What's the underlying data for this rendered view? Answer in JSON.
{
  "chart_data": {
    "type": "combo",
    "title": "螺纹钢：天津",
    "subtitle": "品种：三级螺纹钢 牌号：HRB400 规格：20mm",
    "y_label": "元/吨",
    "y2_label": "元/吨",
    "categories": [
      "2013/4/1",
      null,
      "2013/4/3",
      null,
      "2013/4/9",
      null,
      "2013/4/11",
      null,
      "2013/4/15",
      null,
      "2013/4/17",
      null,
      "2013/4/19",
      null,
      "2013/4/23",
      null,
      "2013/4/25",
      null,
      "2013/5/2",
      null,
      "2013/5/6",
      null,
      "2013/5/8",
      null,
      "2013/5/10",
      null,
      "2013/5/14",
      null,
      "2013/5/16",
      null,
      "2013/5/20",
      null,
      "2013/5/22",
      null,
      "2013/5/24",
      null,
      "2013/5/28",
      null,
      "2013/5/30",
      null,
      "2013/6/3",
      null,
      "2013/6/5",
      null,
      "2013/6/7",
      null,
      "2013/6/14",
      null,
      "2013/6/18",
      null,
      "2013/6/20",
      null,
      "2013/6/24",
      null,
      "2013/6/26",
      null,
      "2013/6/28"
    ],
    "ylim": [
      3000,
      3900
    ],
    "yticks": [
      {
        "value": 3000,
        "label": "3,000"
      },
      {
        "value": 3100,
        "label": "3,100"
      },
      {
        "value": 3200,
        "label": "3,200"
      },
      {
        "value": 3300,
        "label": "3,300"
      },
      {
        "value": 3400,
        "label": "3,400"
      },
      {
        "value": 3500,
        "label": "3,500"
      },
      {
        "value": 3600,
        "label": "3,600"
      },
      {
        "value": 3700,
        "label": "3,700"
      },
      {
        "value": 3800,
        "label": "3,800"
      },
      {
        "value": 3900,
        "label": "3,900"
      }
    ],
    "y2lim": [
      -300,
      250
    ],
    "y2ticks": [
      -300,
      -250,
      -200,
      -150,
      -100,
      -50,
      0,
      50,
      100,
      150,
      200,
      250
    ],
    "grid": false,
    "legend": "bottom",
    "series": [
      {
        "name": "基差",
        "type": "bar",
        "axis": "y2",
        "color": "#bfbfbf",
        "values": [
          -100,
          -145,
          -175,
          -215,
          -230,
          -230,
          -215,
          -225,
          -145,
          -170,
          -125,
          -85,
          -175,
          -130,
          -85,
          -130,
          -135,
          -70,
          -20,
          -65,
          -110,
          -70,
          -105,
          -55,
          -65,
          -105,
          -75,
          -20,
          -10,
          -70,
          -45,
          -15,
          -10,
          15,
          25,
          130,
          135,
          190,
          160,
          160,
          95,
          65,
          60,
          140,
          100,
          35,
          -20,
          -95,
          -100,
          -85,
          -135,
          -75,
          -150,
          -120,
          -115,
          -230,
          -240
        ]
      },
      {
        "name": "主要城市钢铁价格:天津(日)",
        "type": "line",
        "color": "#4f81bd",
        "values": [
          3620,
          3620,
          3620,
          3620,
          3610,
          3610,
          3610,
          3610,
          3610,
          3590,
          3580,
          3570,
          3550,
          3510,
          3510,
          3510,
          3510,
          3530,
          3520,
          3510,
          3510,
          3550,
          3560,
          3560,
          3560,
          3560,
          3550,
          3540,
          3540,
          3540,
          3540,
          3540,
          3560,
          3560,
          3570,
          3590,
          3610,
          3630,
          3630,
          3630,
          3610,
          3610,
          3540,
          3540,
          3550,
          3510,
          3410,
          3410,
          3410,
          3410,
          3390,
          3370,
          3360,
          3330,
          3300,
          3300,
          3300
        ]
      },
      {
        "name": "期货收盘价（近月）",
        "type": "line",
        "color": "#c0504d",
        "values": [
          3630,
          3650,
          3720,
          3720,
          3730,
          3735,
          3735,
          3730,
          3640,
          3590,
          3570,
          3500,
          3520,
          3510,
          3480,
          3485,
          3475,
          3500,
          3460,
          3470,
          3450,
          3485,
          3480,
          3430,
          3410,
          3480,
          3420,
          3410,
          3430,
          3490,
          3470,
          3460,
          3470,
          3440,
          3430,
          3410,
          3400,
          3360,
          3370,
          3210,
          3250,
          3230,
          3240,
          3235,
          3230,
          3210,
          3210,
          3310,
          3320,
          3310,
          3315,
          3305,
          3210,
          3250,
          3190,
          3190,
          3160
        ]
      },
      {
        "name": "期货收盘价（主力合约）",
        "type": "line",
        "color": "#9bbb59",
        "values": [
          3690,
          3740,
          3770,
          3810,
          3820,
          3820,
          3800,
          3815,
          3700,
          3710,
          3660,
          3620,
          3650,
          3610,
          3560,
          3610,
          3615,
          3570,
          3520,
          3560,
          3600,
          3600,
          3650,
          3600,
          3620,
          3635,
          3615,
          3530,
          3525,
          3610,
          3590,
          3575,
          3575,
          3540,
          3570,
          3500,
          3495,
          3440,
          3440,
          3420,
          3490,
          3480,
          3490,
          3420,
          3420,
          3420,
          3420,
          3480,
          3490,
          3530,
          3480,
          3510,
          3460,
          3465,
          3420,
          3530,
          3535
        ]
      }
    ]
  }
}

******

■ **What is required**: Show each line of the data that contains the string "color".

■ **Solution for this exercise**:
        "color": "#bfbfbf",
        "color": "#4f81bd",
        "color": "#c0504d",
        "color": "#9bbb59",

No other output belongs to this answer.